[WRITTEN REQUEST]:
The entries below should be quoted exactly, with no pictures carried over.

[Start of RECORDS]

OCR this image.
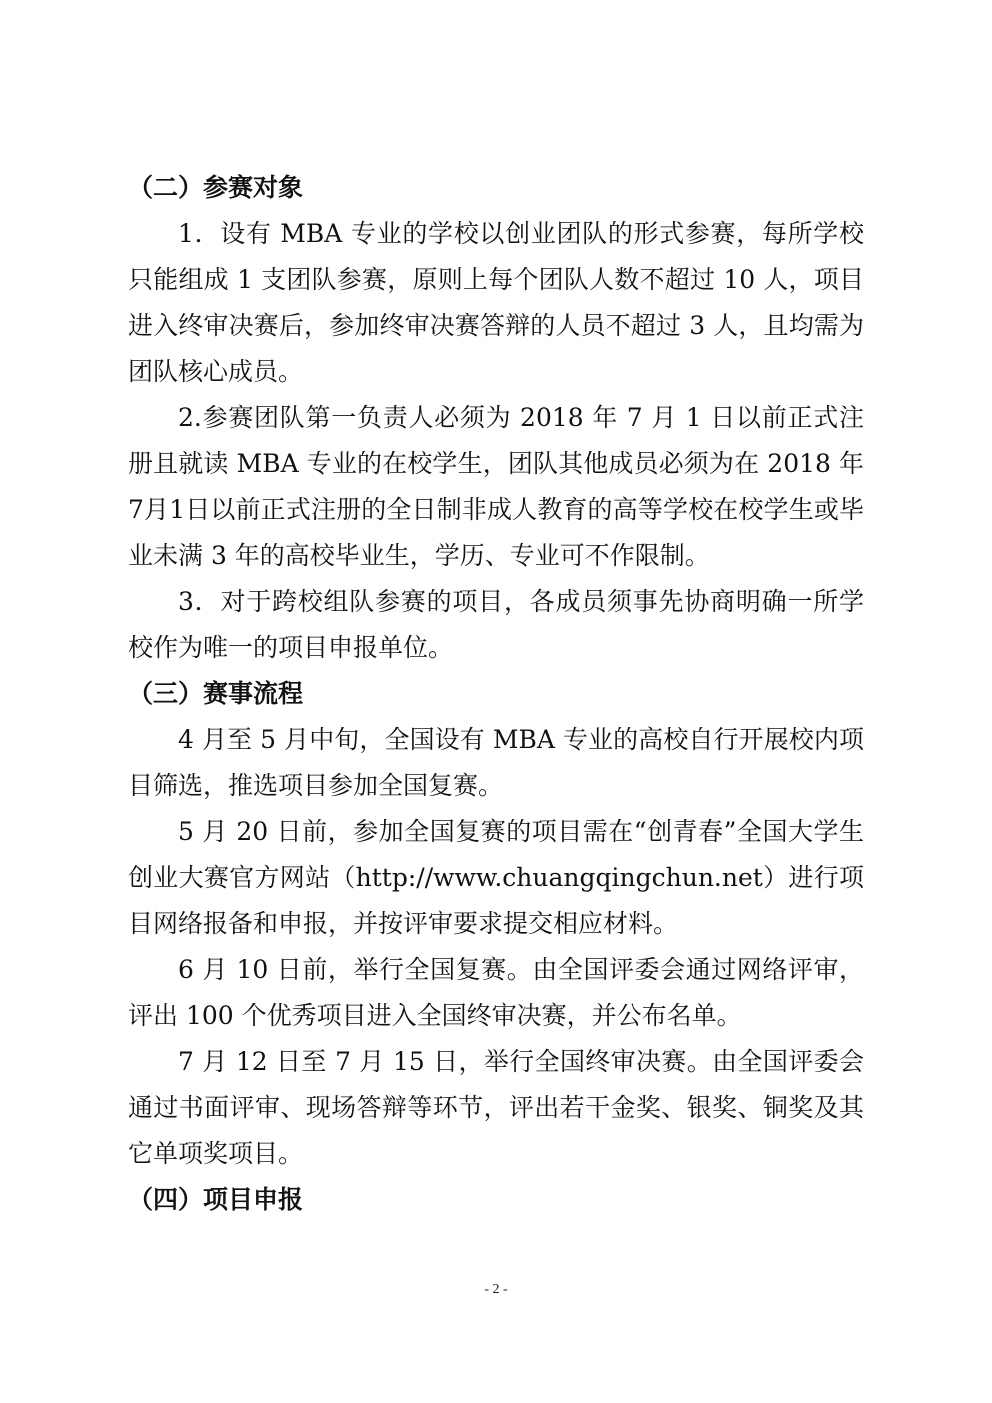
（二）参赛对象

1．设有 MBA 专业的学校以创业团队的形式参赛，每所学校只能组成 1 支团队参赛，原则上每个团队人数不超过 10 人，项目进入终审决赛后，参加终审决赛答辩的人员不超过 3 人，且均需为团队核心成员。

2.参赛团队第一负责人必须为 2018 年 7 月 1 日以前正式注册且就读 MBA 专业的在校学生，团队其他成员必须为在 2018 年7月1日以前正式注册的全日制非成人教育的高等学校在校学生或毕业未满 3 年的高校毕业生，学历、专业可不作限制。

3．对于跨校组队参赛的项目，各成员须事先协商明确一所学校作为唯一的项目申报单位。

（三）赛事流程

4 月至 5 月中旬，全国设有 MBA 专业的高校自行开展校内项目筛选，推选项目参加全国复赛。

5 月 20 日前，参加全国复赛的项目需在“创青春”全国大学生创业大赛官方网站（http://www.chuangqingchun.net）进行项目网络报备和申报，并按评审要求提交相应材料。

6 月 10 日前，举行全国复赛。由全国评委会通过网络评审，评出 100 个优秀项目进入全国终审决赛，并公布名单。

7 月 12 日至 7 月 15 日，举行全国终审决赛。由全国评委会通过书面评审、现场答辩等环节，评出若干金奖、银奖、铜奖及其它单项奖项目。

（四）项目申报

- 2 -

[End of RECORDS]

[TASK ANSWER]:
OCR this image.
（二）参赛对象

1．设有 MBA 专业的学校以创业团队的形式参赛，每所学校只能组成 1 支团队参赛，原则上每个团队人数不超过 10 人，项目进入终审决赛后，参加终审决赛答辩的人员不超过 3 人，且均需为团队核心成员。

2.参赛团队第一负责人必须为 2018 年 7 月 1 日以前正式注册且就读 MBA 专业的在校学生，团队其他成员必须为在 2018 年7月1日以前正式注册的全日制非成人教育的高等学校在校学生或毕业未满 3 年的高校毕业生，学历、专业可不作限制。

3．对于跨校组队参赛的项目，各成员须事先协商明确一所学校作为唯一的项目申报单位。

（三）赛事流程

4 月至 5 月中旬，全国设有 MBA 专业的高校自行开展校内项目筛选，推选项目参加全国复赛。

5 月 20 日前，参加全国复赛的项目需在“创青春”全国大学生创业大赛官方网站（http://www.chuangqingchun.net）进行项目网络报备和申报，并按评审要求提交相应材料。

6 月 10 日前，举行全国复赛。由全国评委会通过网络评审，评出 100 个优秀项目进入全国终审决赛，并公布名单。

7 月 12 日至 7 月 15 日，举行全国终审决赛。由全国评委会通过书面评审、现场答辩等环节，评出若干金奖、银奖、铜奖及其它单项奖项目。

（四）项目申报

- 2 -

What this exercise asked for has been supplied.